THE EXERCISE>
Every line with the word "JSON" in it should be extracted from the data that follows.

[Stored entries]
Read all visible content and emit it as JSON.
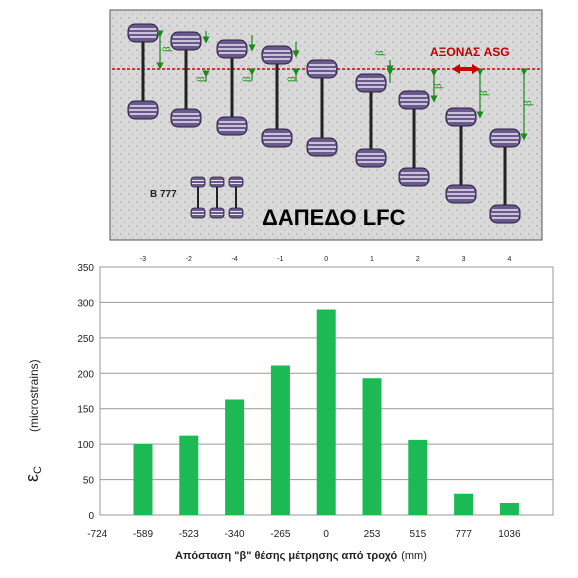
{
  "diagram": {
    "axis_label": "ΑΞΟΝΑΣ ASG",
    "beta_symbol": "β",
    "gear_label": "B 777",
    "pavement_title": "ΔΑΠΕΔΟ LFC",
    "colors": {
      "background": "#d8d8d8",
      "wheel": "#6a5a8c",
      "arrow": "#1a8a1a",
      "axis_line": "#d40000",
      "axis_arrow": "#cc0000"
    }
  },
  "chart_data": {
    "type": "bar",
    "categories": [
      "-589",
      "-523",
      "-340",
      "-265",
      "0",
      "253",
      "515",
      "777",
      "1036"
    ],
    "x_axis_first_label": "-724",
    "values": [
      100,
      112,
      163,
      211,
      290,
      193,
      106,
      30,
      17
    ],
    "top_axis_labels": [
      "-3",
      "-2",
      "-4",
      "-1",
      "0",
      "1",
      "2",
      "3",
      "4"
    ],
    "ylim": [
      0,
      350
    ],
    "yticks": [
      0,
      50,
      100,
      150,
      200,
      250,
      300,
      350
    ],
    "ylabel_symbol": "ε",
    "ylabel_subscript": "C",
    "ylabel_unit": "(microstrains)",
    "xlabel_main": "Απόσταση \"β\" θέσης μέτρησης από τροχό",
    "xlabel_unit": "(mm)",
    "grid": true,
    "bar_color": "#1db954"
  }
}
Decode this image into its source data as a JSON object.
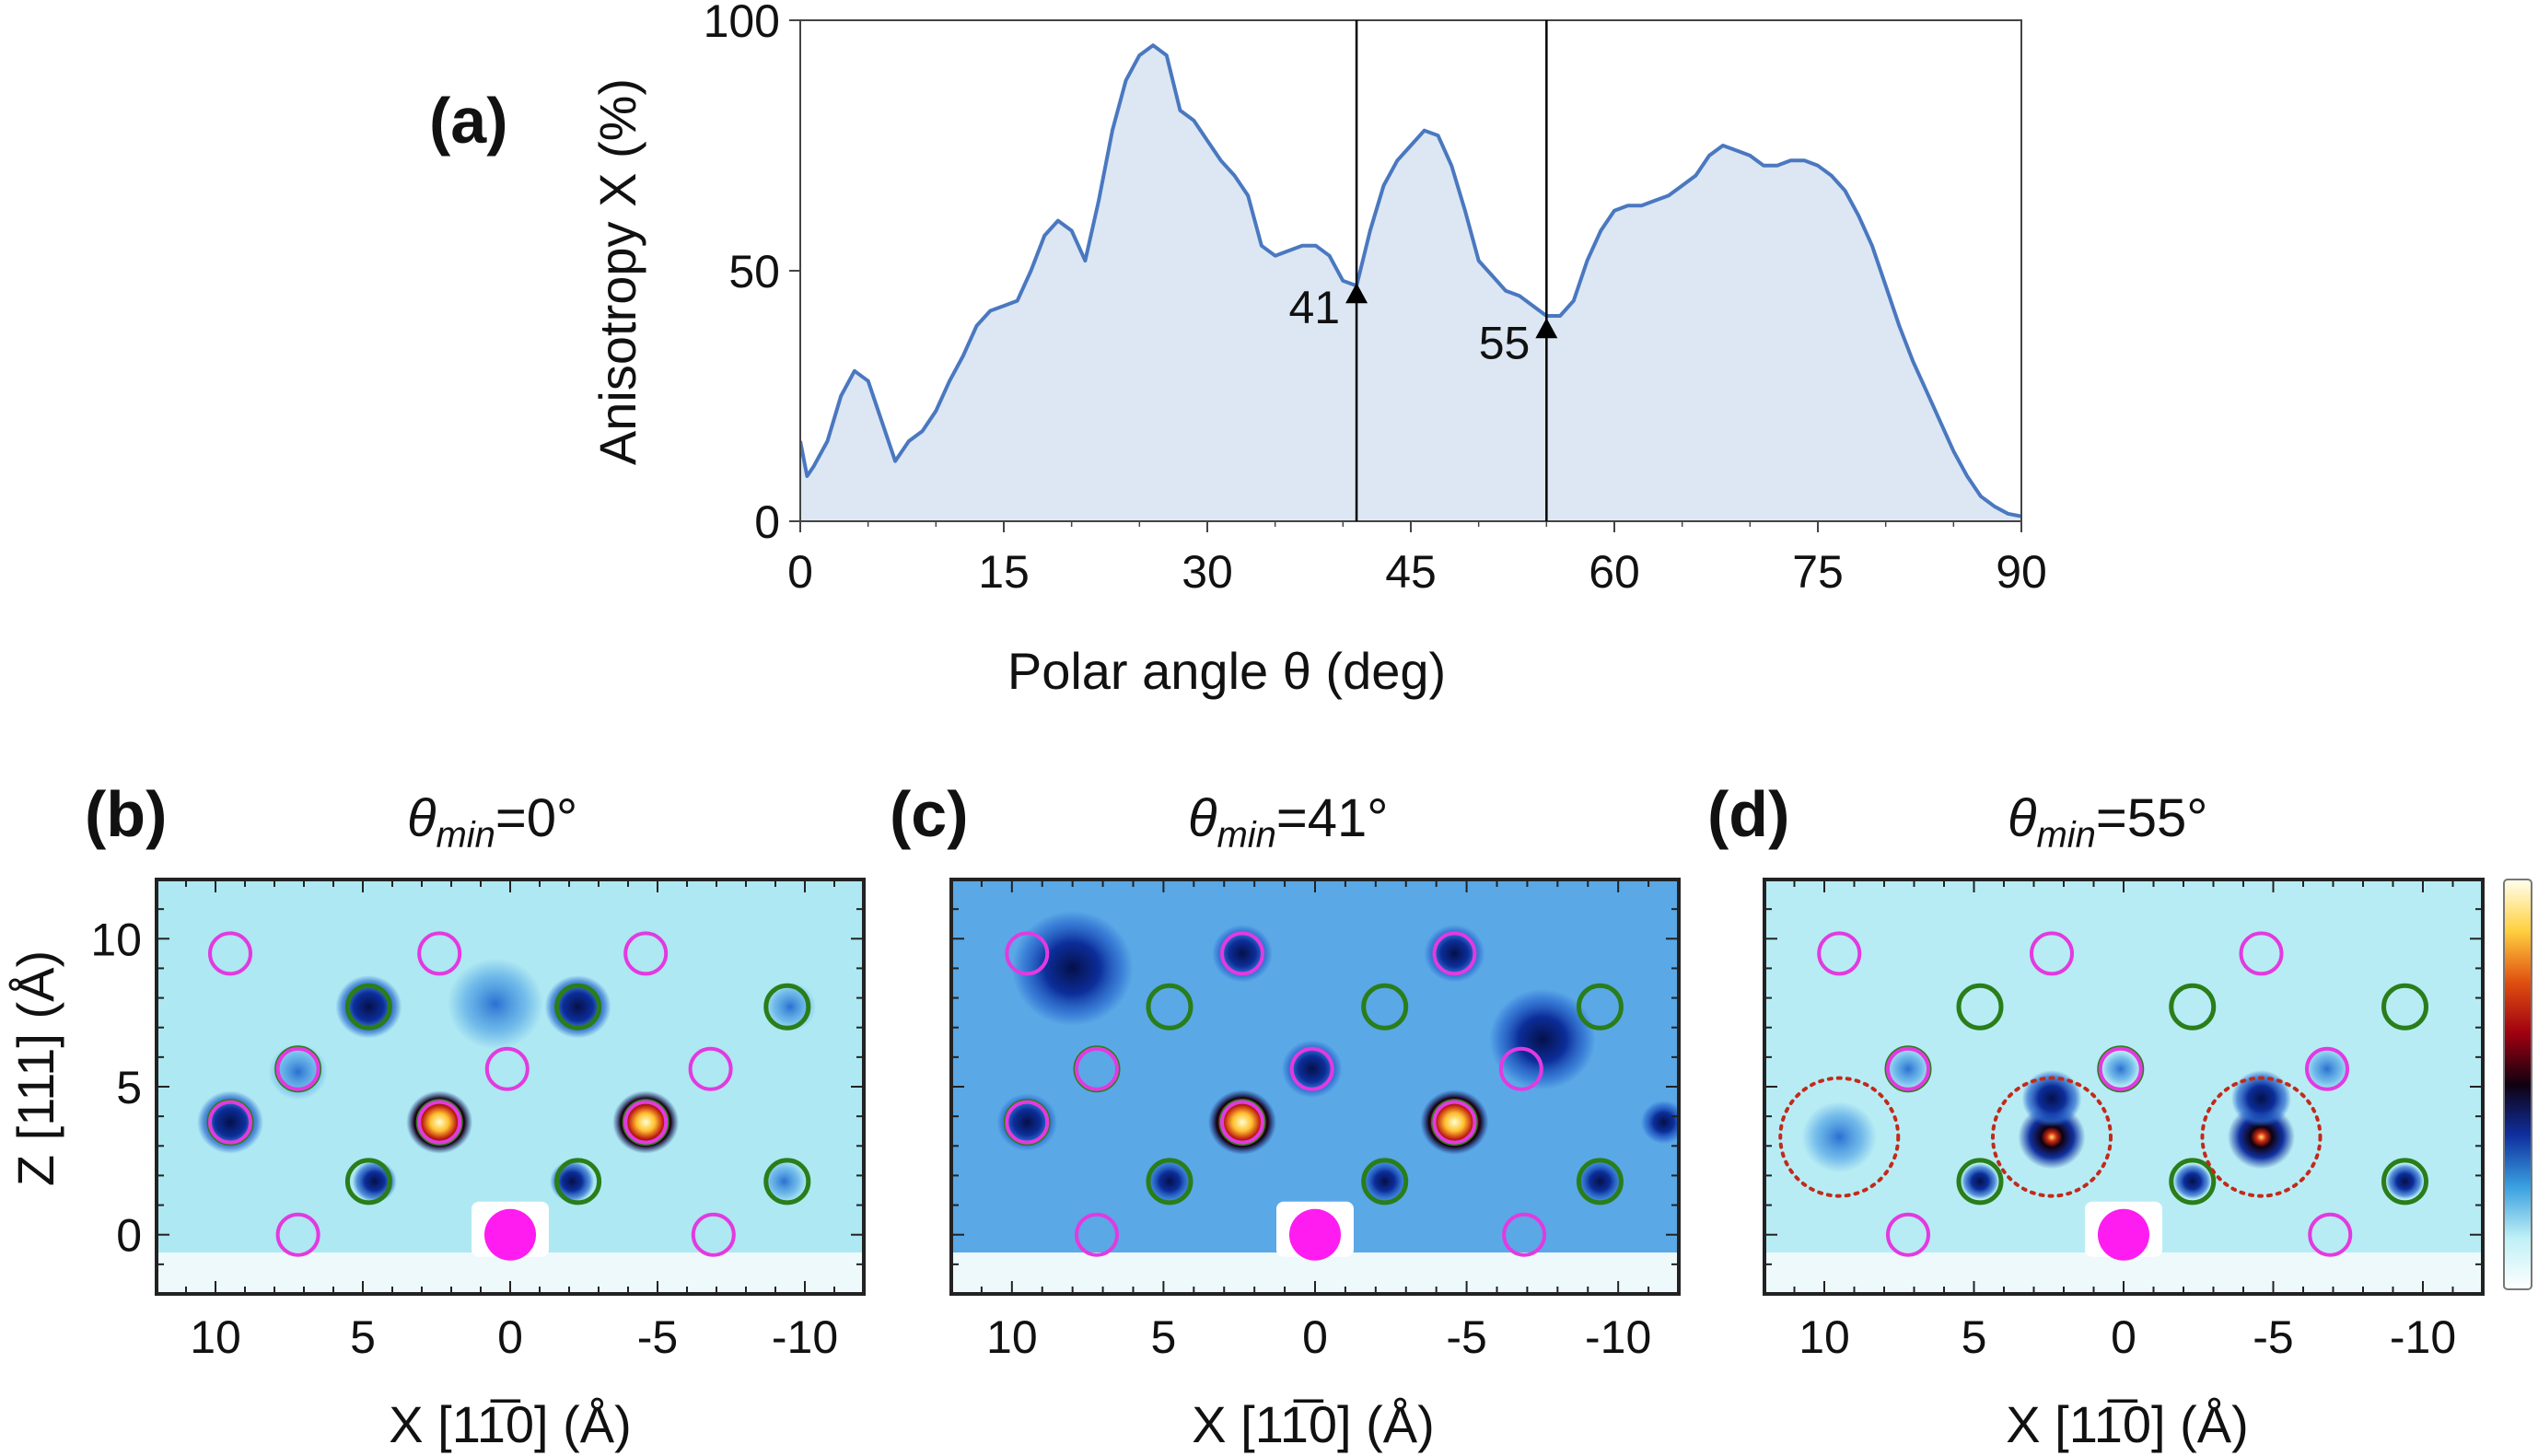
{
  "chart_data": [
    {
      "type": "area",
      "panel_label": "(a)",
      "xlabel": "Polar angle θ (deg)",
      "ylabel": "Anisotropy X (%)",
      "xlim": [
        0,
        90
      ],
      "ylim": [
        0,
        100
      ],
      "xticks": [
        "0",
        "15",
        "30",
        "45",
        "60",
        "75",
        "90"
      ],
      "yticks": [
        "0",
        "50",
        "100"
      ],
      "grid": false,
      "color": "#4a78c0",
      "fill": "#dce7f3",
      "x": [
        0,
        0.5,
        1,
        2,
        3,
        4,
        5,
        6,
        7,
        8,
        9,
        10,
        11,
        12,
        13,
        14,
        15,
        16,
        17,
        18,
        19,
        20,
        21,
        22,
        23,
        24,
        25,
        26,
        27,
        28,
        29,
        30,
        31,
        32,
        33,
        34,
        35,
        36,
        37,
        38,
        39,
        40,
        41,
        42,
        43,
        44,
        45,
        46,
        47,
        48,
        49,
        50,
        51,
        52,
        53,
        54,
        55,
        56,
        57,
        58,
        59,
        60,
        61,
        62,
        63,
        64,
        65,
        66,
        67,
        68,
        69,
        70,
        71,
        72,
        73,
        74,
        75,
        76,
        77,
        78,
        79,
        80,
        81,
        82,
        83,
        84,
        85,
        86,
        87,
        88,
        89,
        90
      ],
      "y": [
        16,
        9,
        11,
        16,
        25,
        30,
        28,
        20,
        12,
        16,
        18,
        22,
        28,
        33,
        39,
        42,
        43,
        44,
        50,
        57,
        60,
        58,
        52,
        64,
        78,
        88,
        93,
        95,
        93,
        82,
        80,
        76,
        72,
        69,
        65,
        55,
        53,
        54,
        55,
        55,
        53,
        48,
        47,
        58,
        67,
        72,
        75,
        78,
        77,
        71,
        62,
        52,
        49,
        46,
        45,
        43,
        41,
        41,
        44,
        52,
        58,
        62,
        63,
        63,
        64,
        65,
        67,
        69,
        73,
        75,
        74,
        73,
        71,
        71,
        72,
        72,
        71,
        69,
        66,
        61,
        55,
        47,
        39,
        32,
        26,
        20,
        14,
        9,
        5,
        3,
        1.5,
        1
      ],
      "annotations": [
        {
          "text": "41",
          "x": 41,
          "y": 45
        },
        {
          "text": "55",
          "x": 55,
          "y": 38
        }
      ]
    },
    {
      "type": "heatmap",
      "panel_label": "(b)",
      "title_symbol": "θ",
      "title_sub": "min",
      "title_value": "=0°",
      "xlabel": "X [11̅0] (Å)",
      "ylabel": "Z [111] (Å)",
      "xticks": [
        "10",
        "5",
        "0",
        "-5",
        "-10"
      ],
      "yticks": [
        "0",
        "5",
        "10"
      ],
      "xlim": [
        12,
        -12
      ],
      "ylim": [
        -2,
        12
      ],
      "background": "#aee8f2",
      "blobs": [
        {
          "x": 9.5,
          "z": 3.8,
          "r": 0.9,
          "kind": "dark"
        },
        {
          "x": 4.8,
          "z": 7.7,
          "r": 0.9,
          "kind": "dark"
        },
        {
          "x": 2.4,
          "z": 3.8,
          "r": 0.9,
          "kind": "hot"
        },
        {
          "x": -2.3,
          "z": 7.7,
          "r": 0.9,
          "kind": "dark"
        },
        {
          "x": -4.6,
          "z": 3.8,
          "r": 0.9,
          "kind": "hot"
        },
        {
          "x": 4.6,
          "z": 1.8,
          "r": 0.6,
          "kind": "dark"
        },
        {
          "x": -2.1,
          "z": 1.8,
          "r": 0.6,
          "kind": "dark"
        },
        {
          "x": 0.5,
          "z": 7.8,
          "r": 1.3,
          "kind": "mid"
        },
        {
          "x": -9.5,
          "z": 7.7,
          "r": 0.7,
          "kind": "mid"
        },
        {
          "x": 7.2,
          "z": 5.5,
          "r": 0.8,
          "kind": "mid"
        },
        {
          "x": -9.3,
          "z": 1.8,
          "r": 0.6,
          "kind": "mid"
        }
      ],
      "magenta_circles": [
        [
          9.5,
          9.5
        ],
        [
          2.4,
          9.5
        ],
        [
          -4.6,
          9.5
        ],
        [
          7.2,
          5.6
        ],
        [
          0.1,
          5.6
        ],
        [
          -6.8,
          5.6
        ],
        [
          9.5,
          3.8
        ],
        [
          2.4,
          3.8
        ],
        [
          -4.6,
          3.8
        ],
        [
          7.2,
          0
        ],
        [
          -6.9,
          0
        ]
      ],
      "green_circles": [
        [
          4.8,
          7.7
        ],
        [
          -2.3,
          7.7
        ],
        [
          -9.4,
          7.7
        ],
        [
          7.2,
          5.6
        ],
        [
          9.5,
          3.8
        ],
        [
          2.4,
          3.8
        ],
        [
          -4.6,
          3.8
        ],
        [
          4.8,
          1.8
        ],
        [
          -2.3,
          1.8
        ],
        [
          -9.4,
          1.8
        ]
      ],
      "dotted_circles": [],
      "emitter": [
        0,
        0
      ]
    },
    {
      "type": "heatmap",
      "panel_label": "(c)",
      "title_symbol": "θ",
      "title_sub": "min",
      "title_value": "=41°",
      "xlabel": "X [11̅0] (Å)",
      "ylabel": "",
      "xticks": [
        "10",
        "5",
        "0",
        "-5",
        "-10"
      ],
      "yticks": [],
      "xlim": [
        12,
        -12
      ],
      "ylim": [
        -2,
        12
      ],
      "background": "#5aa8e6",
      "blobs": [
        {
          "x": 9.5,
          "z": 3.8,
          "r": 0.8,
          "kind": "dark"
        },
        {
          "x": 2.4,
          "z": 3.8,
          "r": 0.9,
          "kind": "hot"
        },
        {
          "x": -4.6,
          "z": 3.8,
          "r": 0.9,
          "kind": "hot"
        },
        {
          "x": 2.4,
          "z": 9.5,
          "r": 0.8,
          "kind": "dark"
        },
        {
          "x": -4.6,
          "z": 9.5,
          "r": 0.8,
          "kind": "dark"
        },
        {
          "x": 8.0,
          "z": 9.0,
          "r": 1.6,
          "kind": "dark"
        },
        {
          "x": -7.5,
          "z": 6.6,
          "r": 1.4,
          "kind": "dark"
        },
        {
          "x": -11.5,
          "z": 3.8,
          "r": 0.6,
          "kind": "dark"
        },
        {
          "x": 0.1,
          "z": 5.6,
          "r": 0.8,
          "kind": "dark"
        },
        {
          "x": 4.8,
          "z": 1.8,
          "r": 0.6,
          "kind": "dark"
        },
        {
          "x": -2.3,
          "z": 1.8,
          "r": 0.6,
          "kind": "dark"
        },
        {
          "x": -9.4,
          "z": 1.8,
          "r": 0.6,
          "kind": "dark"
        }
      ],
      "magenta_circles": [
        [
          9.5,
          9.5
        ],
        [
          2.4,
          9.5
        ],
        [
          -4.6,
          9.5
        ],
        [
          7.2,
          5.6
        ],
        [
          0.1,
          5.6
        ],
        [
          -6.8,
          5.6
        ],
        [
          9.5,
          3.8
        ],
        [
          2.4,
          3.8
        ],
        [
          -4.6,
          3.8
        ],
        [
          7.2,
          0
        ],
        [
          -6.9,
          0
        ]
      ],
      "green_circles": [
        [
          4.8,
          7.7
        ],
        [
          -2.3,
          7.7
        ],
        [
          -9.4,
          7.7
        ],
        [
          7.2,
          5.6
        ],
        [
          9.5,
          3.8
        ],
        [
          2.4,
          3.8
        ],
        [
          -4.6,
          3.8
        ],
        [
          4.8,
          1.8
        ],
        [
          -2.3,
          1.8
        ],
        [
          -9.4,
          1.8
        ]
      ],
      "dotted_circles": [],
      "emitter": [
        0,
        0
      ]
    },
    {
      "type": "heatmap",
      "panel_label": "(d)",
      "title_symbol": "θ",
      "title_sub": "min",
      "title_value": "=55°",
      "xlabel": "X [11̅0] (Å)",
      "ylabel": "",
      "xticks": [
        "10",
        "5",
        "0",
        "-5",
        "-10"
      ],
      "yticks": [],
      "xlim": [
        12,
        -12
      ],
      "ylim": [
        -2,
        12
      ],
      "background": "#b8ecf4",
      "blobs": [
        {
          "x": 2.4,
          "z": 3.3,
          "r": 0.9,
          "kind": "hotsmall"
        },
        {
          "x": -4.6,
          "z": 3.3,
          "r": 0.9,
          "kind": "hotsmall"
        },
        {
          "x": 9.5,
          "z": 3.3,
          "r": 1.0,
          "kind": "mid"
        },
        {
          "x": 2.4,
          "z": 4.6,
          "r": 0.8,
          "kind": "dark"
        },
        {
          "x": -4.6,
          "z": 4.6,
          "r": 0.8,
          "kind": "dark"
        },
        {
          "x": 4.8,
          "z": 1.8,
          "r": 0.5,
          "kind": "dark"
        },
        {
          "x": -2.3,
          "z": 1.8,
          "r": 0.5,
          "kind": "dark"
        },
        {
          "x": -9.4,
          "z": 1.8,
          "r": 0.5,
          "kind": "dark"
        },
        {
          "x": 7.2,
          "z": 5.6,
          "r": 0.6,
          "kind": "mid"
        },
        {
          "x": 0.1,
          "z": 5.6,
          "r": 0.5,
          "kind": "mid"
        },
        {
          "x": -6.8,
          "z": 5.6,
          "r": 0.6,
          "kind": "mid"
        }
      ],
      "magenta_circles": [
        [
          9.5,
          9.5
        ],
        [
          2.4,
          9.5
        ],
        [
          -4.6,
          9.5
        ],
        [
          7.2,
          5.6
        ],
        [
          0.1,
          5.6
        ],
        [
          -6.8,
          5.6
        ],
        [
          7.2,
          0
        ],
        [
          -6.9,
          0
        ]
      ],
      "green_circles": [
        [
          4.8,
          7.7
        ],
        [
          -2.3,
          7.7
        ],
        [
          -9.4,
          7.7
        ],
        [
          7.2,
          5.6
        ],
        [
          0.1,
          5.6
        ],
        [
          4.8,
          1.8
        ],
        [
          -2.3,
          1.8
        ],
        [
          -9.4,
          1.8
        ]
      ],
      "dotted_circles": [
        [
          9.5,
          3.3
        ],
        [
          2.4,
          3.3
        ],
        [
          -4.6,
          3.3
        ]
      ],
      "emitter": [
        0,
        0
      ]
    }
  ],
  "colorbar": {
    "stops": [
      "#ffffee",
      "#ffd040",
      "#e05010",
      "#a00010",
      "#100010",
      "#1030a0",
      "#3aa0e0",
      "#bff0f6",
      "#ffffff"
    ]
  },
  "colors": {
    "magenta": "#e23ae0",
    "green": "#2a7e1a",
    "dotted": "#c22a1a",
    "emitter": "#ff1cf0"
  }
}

CORRECT ANSWER>
Read all visible content and emit it as JSON.
Decode this image into its source data as a JSON object.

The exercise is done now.